(Task instructions)
Give the number of lines in the entries that contain "were". State only the count.

Recorded data:
########

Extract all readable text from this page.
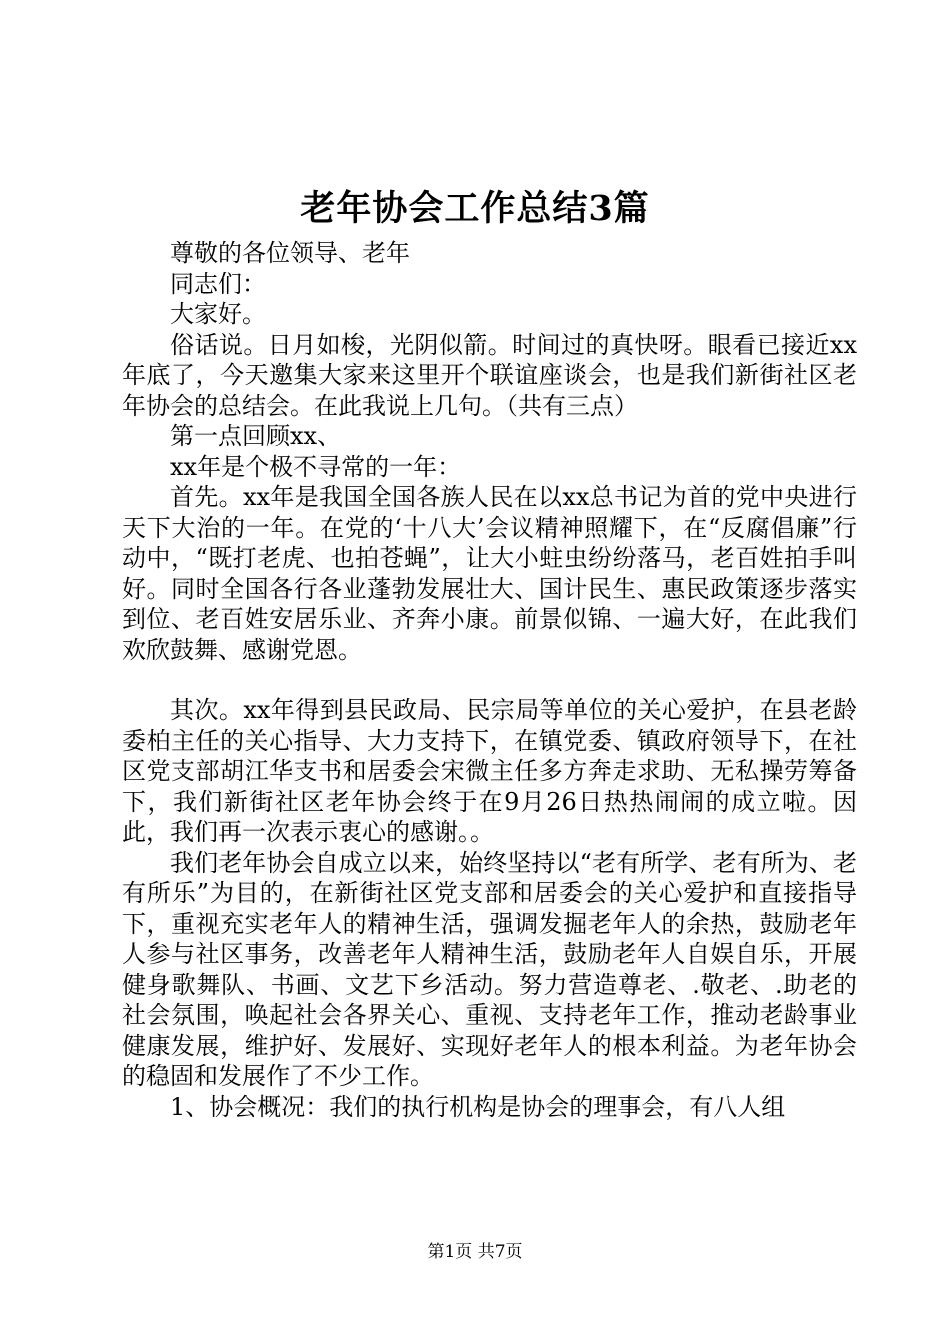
老年协会工作总结3篇

尊敬的各位领导、老年

同志们：

大家好。

俗话说。日月如梭，光阴似箭。时间过的真快呀。眼看已接近xx年底了，今天邀集大家来这里开个联谊座谈会，也是我们新街社区老年协会的总结会。在此我说上几句。（共有三点）

第一点回顾xx、

xx年是个极不寻常的一年：

首先。xx年是我国全国各族人民在以xx总书记为首的党中央进行天下大治的一年。在党的‘十八大’会议精神照耀下，在“反腐倡廉”行动中，“既打老虎、也拍苍蝇”，让大小蛀虫纷纷落马，老百姓拍手叫好。同时全国各行各业蓬勃发展壮大、国计民生、惠民政策逐步落实到位、老百姓安居乐业、齐奔小康。前景似锦、一遍大好，在此我们欢欣鼓舞、感谢党恩。

其次。xx年得到县民政局、民宗局等单位的关心爱护，在县老龄委柏主任的关心指导、大力支持下，在镇党委、镇政府领导下，在社区党支部胡江华支书和居委会宋微主任多方奔走求助、无私操劳筹备下，我们新街社区老年协会终于在9月26日热热闹闹的成立啦。因此，我们再一次表示衷心的感谢。。

我们老年协会自成立以来，始终坚持以“老有所学、老有所为、老有所乐”为目的，在新街社区党支部和居委会的关心爱护和直接指导下，重视充实老年人的精神生活，强调发掘老年人的余热，鼓励老年人参与社区事务，改善老年人精神生活，鼓励老年人自娱自乐，开展健身歌舞队、书画、文艺下乡活动。努力营造尊老、.敬老、.助老的社会氛围，唤起社会各界关心、重视、支持老年工作，推动老龄事业健康发展，维护好、发展好、实现好老年人的根本利益。为老年协会的稳固和发展作了不少工作。

1、协会概况：我们的执行机构是协会的理事会，有八人组

第1页 共7页
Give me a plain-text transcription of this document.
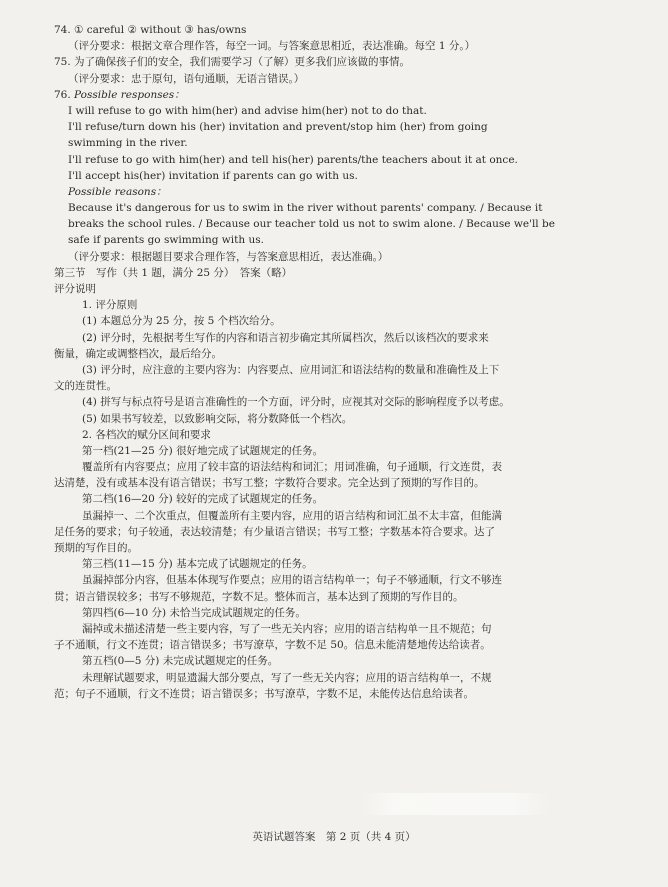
74. ① careful ② without ③ has/owns
（评分要求：根据文章合理作答，每空一词。与答案意思相近，表达准确。每空 1 分。）
75. 为了确保孩子们的安全，我们需要学习（了解）更多我们应该做的事情。
（评分要求：忠于原句，语句通顺，无语言错误。）
76. Possible responses：
I will refuse to go with him(her) and advise him(her) not to do that.
I'll refuse/turn down his (her) invitation and prevent/stop him (her) from going
swimming in the river.
I'll refuse to go with him(her) and tell his(her) parents/the teachers about it at once.
I'll accept his(her) invitation if parents can go with us.
Possible reasons：
Because it's dangerous for us to swim in the river without parents' company. / Because it
breaks the school rules. / Because our teacher told us not to swim alone. / Because we'll be
safe if parents go swimming with us.
（评分要求：根据题目要求合理作答，与答案意思相近，表达准确。）
第三节　写作（共 1 题，满分 25 分）　答案（略）
评分说明
1. 评分原则
(1) 本题总分为 25 分，按 5 个档次给分。
(2) 评分时，先根据考生写作的内容和语言初步确定其所属档次，然后以该档次的要求来
衡量，确定或调整档次，最后给分。
(3) 评分时，应注意的主要内容为：内容要点、应用词汇和语法结构的数量和准确性及上下
文的连贯性。
(4) 拼写与标点符号是语言准确性的一个方面，评分时，应视其对交际的影响程度予以考虑。
(5) 如果书写较差，以致影响交际，将分数降低一个档次。
2. 各档次的赋分区间和要求
第一档(21—25 分) 很好地完成了试题规定的任务。
覆盖所有内容要点；应用了较丰富的语法结构和词汇；用词准确，句子通顺，行文连贯，表
达清楚，没有或基本没有语言错误；书写工整；字数符合要求。完全达到了预期的写作目的。
第二档(16—20 分) 较好的完成了试题规定的任务。
虽漏掉一、二个次重点，但覆盖所有主要内容，应用的语言结构和词汇虽不太丰富，但能满
足任务的要求；句子较通，表达较清楚；有少量语言错误；书写工整；字数基本符合要求。达了
预期的写作目的。
第三档(11—15 分) 基本完成了试题规定的任务。
虽漏掉部分内容，但基本体现写作要点；应用的语言结构单一；句子不够通顺，行文不够连
贯；语言错误较多；书写不够规范，字数不足。整体而言，基本达到了预期的写作目的。
第四档(6—10 分) 未恰当完成试题规定的任务。
漏掉或未描述清楚一些主要内容，写了一些无关内容；应用的语言结构单一且不规范；句
子不通顺，行文不连贯；语言错误多；书写潦草，字数不足 50。信息未能清楚地传达给读者。
第五档(0—5 分) 未完成试题规定的任务。
未理解试题要求，明显遗漏大部分要点，写了一些无关内容；应用的语言结构单一，不规
范；句子不通顺，行文不连贯；语言错误多；书写潦草，字数不足，未能传达信息给读者。
英语试题答案　第 2 页（共 4 页）
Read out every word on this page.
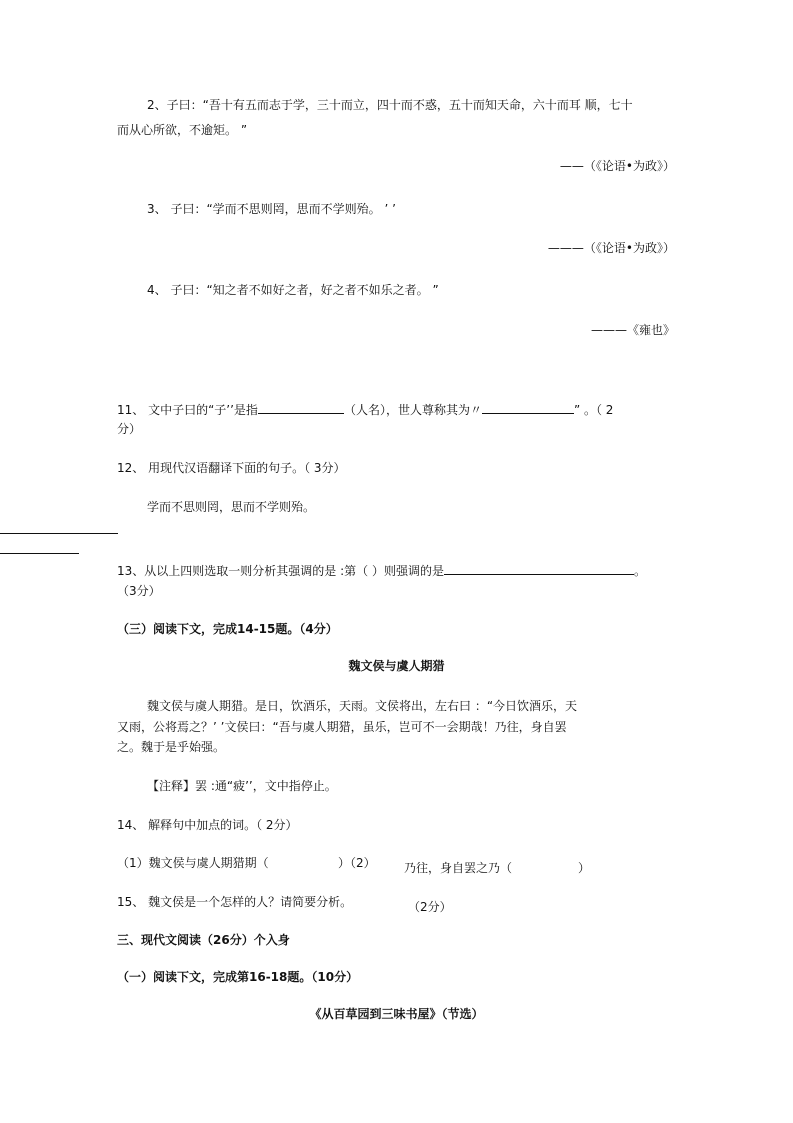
2、子曰：“吾十有五而志于学，三十而立，四十而不惑，五十而知天命，六十而耳 顺，七十
而从心所欲，不逾矩。 ”
——（《论语•为政》）
3、 子曰：“学而不思则罔，思而不学则殆。 ’ ’
———（《论语•为政》）
4、 子曰：“知之者不如好之者，好之者不如乐之者。 ”
———《雍也》
11、 文中子曰的“子’’是指	（人名），世人尊称其为〃	” 。（ 2
分）
12、 用现代汉语翻译下面的句子。（ 3分）
学而不思则罔，思而不学则殆。
13、从以上四则选取一则分析其强调的是 :第（ ）则强调的是	。
（3分）
（三）阅读下文，完成14-15题。（4分）
魏文侯与虞人期猎
魏文侯与虞人期猎。是日，饮酒乐，天雨。文侯将出，左右曰 ：“今日饮酒乐，天
又雨，公将焉之？’ ’文侯曰：“吾与虞人期猎，虽乐，岂可不一会期哉！乃往，身自罢
之。魏于是乎始强。
【注释】罢 :通“疲’’，文中指停止。
14、 解释句中加点的词。（ 2分）
（1）魏文侯与虞人期猎期（	）（2） 乃往，身自罢之乃（	）
15、 魏文侯是一个怎样的人？请简要分析。	（2分）
三、现代文阅读（26分）个入身
（一）阅读下文，完成第16-18题。（10分）
《从百草园到三味书屋》（节选）
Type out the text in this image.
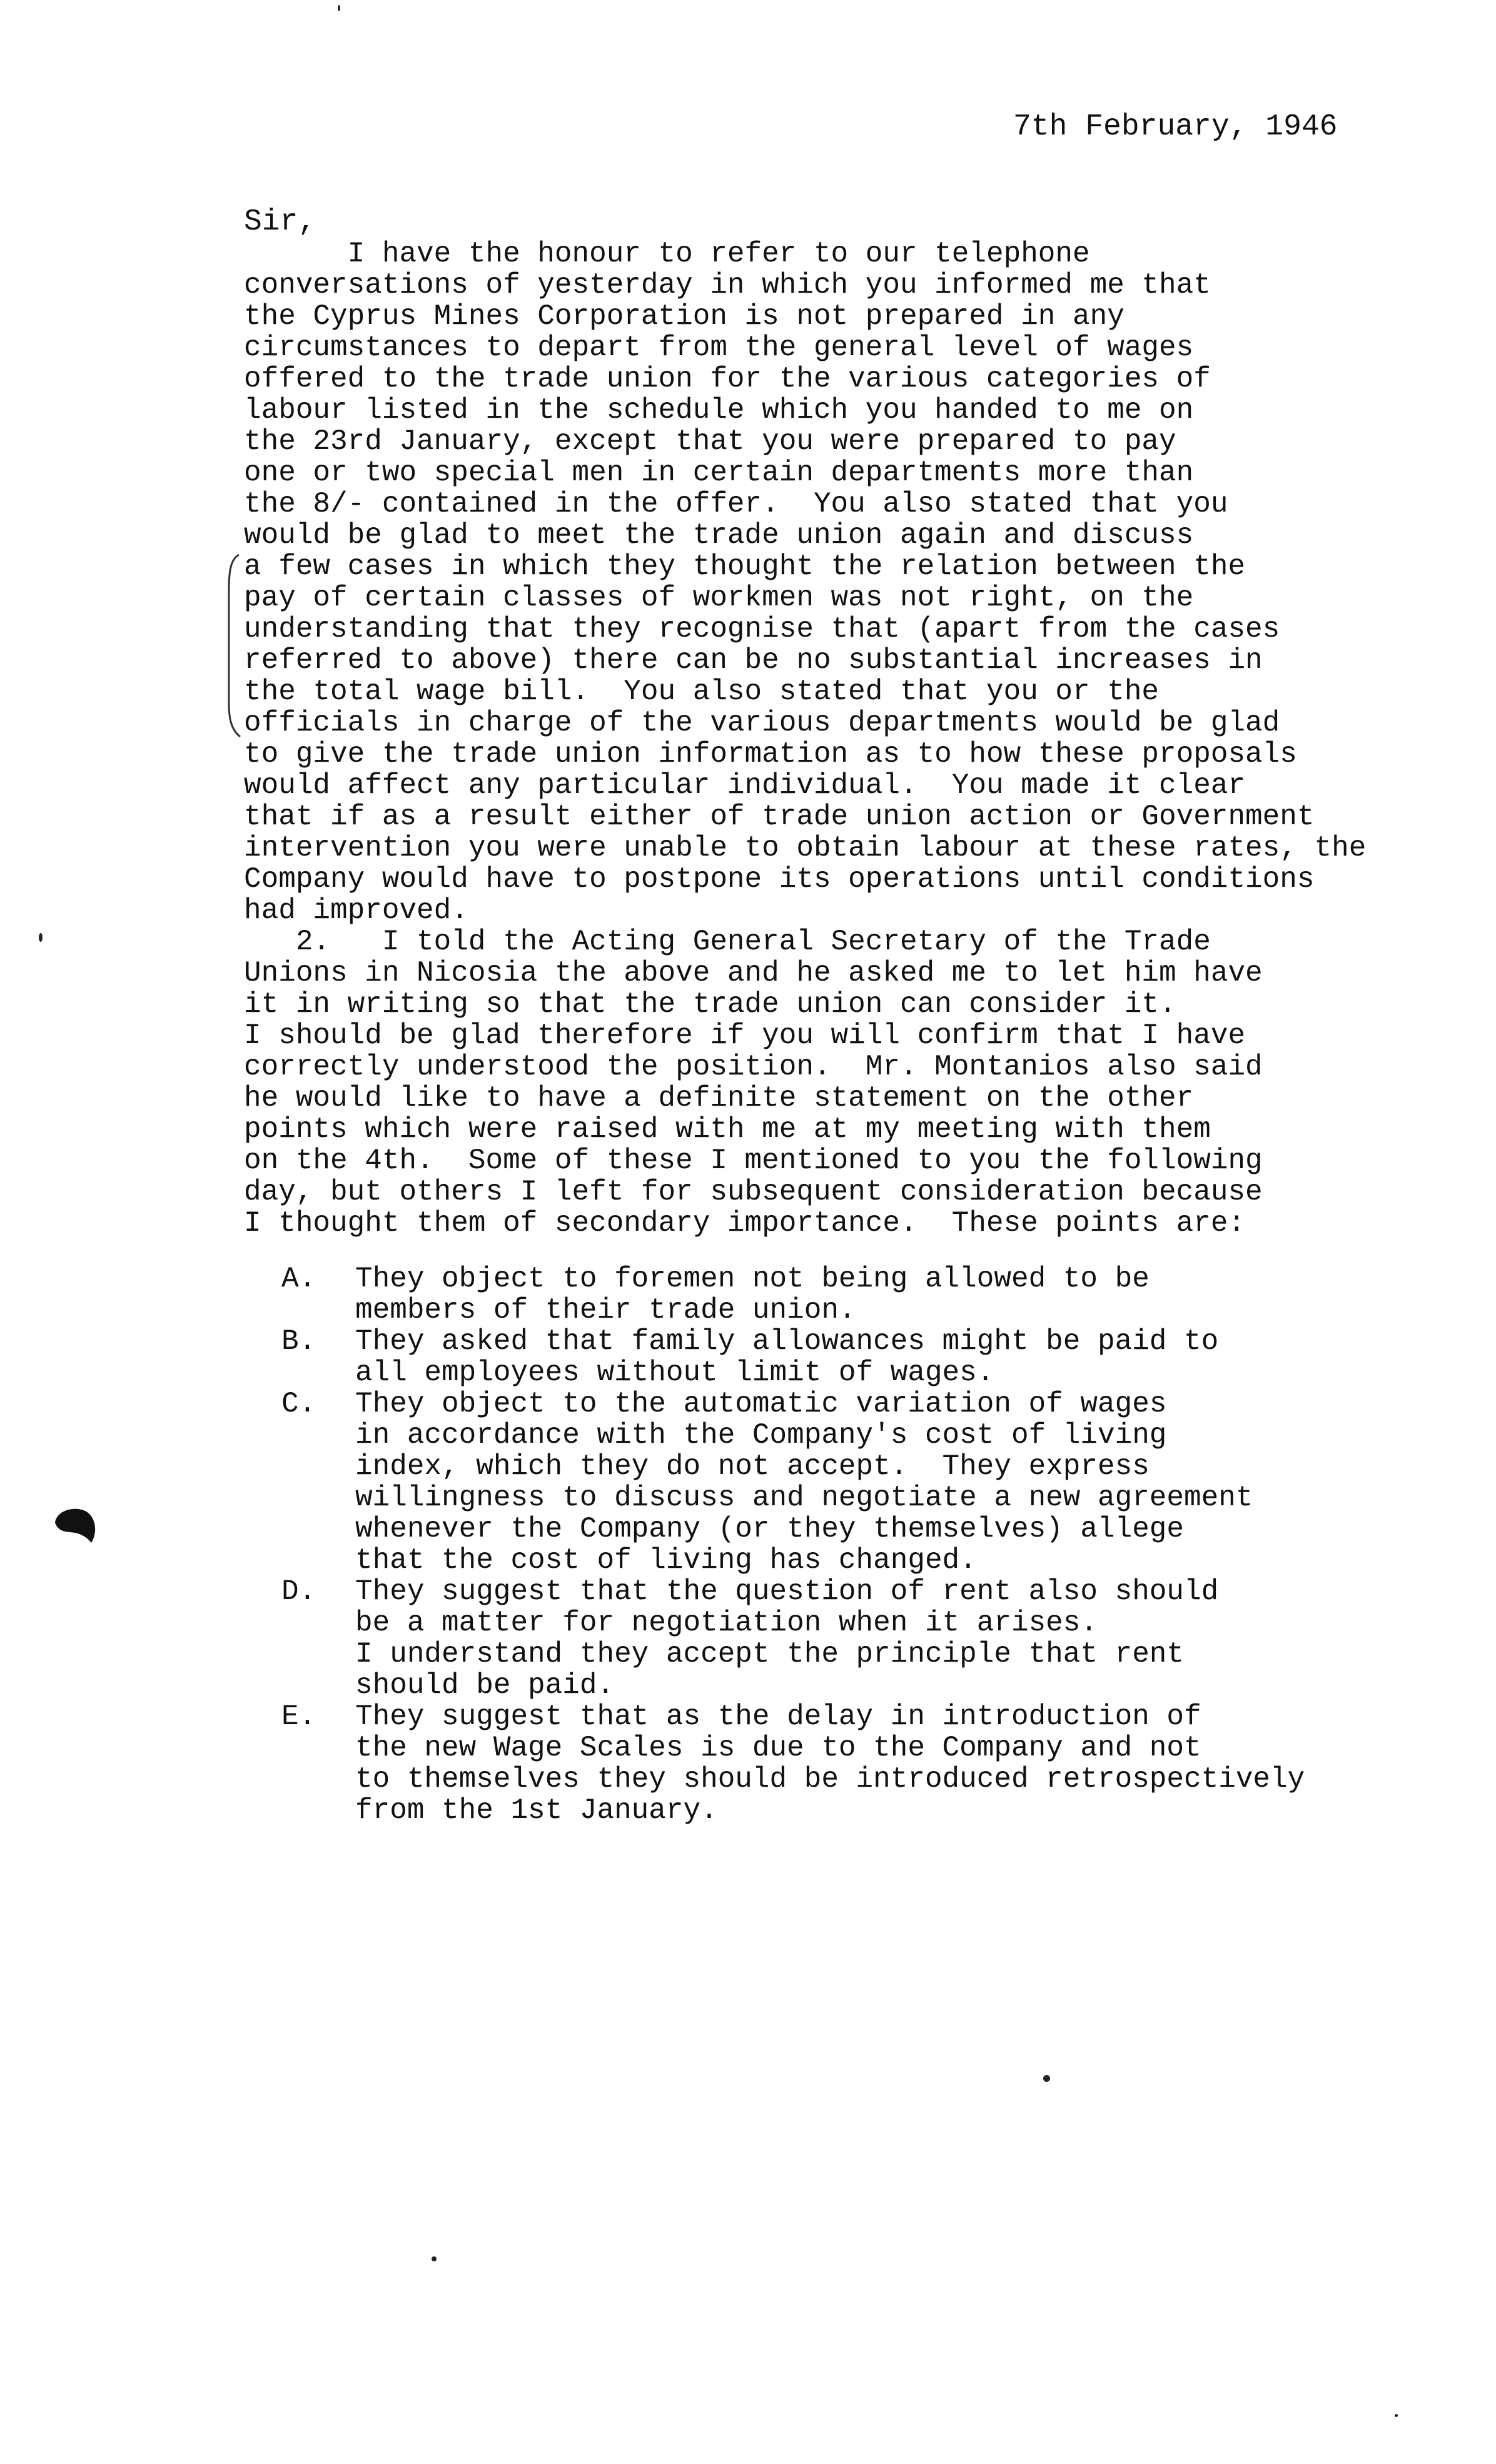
7th February, 1946
Sir,
I have the honour to refer to our telephone
conversations of yesterday in which you informed me that
the Cyprus Mines Corporation is not prepared in any
circumstances to depart from the general level of wages
offered to the trade union for the various categories of
labour listed in the schedule which you handed to me on
the 23rd January, except that you were prepared to pay
one or two special men in certain departments more than
the 8/- contained in the offer.  You also stated that you
would be glad to meet the trade union again and discuss
a few cases in which they thought the relation between the
pay of certain classes of workmen was not right, on the
understanding that they recognise that (apart from the cases
referred to above) there can be no substantial increases in
the total wage bill.  You also stated that you or the
officials in charge of the various departments would be glad
to give the trade union information as to how these proposals
would affect any particular individual.  You made it clear
that if as a result either of trade union action or Government
intervention you were unable to obtain labour at these rates, the
Company would have to postpone its operations until conditions
had improved.
2.   I told the Acting General Secretary of the Trade
Unions in Nicosia the above and he asked me to let him have
it in writing so that the trade union can consider it.
I should be glad therefore if you will confirm that I have
correctly understood the position.  Mr. Montanios also said
he would like to have a definite statement on the other
points which were raised with me at my meeting with them
on the 4th.  Some of these I mentioned to you the following
day, but others I left for subsequent consideration because
I thought them of secondary importance.  These points are:
A.	They object to foremen not being allowed to be
members of their trade union.
B.	They asked that family allowances might be paid to
all employees without limit of wages.
C.	They object to the automatic variation of wages
in accordance with the Company's cost of living
index, which they do not accept.  They express
willingness to discuss and negotiate a new agreement
whenever the Company (or they themselves) allege
that the cost of living has changed.
D.	They suggest that the question of rent also should
be a matter for negotiation when it arises.
I understand they accept the principle that rent
should be paid.
E.	They suggest that as the delay in introduction of
the new Wage Scales is due to the Company and not
to themselves they should be introduced retrospectively
from the 1st January.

########

(Solution to this task)
3